[What you need to do]
Using the data below, gather each line that includes the word "this".

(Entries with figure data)
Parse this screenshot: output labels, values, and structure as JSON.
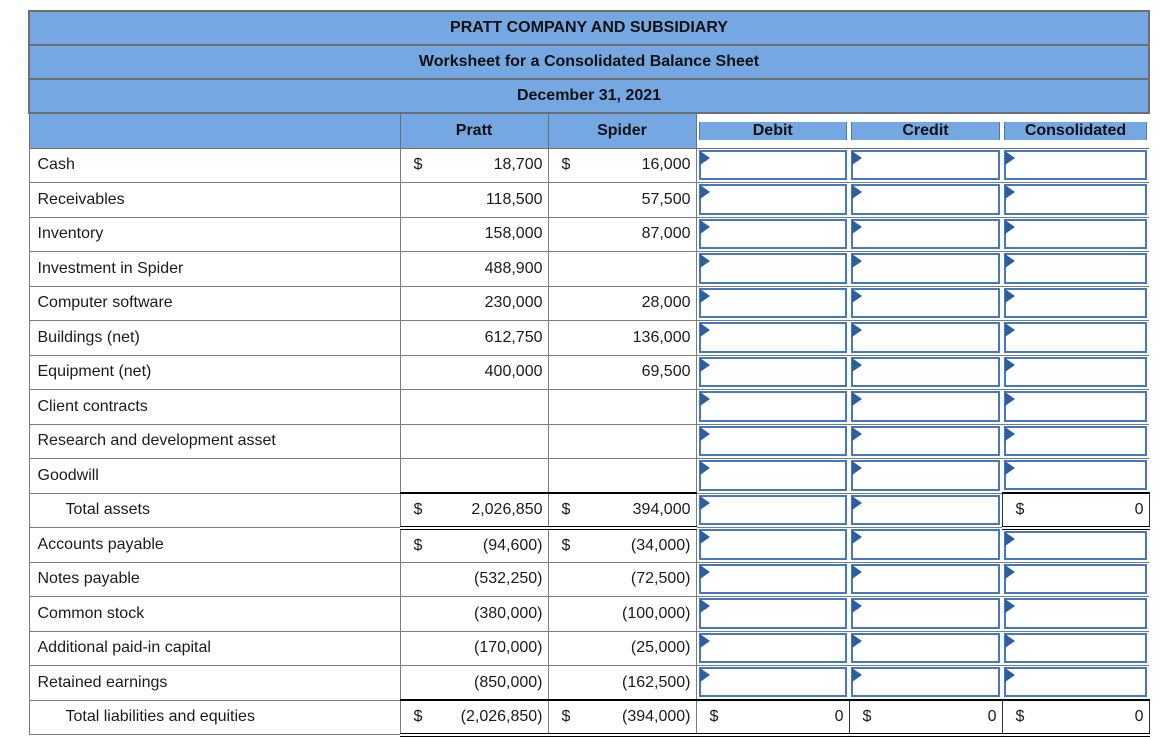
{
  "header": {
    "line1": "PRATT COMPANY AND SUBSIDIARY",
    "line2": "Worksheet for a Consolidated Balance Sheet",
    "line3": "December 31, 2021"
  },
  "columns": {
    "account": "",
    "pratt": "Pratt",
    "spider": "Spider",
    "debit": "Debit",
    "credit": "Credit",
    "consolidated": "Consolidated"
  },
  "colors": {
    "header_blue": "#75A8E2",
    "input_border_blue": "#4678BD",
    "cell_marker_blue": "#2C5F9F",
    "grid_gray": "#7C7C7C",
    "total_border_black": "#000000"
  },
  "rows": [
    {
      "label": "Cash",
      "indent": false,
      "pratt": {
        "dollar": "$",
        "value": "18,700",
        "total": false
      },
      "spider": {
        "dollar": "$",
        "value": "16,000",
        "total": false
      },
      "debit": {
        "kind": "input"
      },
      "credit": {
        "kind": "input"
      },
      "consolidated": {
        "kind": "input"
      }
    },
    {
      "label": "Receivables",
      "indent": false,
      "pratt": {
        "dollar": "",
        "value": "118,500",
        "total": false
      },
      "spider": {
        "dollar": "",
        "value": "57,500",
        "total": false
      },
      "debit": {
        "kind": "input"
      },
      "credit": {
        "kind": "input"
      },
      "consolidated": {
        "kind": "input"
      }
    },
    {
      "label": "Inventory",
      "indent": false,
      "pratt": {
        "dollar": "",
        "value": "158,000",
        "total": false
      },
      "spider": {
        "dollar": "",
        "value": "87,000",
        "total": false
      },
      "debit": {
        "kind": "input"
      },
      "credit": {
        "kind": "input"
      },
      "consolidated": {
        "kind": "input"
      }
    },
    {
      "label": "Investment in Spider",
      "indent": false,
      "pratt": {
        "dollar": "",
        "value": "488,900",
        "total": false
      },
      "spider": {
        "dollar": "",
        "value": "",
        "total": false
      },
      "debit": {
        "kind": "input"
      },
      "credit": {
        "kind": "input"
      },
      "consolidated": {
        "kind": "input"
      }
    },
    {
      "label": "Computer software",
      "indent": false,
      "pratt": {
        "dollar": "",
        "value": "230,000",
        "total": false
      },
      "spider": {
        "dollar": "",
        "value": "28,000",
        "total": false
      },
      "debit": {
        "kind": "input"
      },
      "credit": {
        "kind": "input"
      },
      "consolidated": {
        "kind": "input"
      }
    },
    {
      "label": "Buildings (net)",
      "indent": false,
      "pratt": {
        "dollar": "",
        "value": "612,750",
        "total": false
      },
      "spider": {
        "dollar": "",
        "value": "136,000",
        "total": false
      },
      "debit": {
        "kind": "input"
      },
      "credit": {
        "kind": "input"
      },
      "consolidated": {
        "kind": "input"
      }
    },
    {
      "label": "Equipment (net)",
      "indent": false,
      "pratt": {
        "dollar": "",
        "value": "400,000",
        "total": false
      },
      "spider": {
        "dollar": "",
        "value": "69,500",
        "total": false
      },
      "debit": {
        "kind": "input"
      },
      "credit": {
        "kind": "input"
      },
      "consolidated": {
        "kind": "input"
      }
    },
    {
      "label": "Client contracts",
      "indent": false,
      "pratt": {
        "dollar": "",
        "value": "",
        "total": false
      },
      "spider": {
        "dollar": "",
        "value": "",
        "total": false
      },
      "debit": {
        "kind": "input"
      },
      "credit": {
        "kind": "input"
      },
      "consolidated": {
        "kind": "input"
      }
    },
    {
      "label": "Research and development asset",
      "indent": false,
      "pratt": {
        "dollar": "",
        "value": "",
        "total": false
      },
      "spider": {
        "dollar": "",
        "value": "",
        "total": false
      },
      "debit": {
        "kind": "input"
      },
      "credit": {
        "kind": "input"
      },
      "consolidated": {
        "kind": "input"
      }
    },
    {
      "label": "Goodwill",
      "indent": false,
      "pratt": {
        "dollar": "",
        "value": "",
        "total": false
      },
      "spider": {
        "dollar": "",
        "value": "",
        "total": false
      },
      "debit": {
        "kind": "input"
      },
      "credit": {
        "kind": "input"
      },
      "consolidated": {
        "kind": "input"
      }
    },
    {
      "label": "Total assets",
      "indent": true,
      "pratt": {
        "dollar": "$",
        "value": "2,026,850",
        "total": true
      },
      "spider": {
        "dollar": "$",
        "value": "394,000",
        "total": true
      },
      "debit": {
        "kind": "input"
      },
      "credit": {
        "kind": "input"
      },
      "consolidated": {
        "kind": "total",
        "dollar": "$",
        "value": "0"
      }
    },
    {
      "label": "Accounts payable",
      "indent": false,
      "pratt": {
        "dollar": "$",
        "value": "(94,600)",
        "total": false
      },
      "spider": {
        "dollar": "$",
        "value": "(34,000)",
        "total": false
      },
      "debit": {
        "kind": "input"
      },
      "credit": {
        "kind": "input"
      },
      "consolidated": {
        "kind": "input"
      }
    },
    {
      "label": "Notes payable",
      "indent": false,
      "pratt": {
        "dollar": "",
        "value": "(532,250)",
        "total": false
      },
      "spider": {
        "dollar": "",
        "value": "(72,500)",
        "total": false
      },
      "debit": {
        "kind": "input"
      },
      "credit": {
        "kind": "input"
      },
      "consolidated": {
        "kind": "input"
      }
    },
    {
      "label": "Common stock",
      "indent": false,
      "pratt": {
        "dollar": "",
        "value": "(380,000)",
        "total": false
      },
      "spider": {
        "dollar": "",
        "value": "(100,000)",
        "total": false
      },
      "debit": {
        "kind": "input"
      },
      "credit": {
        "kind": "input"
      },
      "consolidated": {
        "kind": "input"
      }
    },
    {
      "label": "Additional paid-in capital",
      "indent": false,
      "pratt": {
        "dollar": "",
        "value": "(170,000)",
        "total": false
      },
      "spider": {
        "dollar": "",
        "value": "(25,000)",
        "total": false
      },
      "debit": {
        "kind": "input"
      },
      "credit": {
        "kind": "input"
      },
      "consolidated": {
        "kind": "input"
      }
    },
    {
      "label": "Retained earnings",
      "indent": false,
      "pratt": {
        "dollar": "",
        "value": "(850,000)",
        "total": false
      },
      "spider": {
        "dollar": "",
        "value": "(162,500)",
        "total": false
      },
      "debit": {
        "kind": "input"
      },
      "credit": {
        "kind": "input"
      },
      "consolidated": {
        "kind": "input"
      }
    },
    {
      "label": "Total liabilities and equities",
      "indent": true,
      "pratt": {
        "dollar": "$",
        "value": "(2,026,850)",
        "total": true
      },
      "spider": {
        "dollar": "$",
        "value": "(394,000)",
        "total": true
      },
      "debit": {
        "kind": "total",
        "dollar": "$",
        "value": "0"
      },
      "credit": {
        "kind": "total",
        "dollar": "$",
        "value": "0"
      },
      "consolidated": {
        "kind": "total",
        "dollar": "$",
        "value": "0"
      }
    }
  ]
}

...

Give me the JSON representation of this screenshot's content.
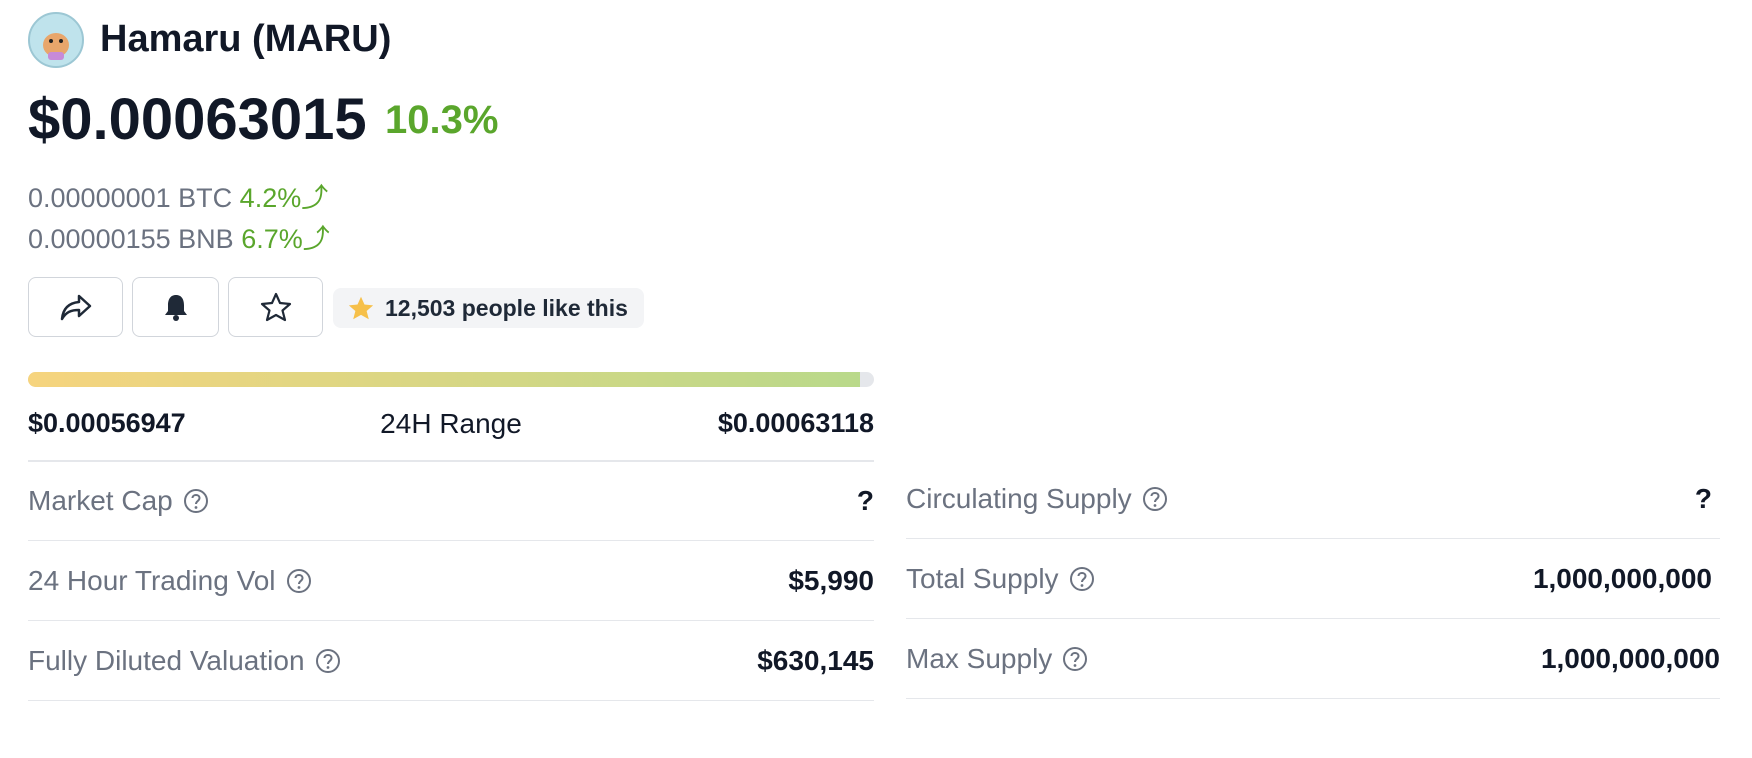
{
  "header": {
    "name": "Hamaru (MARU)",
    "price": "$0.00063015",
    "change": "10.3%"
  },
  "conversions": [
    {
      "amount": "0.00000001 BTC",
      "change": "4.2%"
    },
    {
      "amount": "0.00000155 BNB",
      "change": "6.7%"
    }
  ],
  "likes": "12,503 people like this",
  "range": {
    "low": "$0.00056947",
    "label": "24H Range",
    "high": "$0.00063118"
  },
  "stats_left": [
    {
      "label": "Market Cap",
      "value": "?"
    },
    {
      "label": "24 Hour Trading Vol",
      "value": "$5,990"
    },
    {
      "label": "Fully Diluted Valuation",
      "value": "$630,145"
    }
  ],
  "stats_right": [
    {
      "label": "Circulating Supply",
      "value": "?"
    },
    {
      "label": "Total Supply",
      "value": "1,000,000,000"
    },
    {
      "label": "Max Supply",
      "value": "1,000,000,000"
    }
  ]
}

[Exercise answer]
Parse this screenshot: output labels, values, and structure as JSON.
Give me the JSON representation of this screenshot's content.
  "likes": "12,503 people like this",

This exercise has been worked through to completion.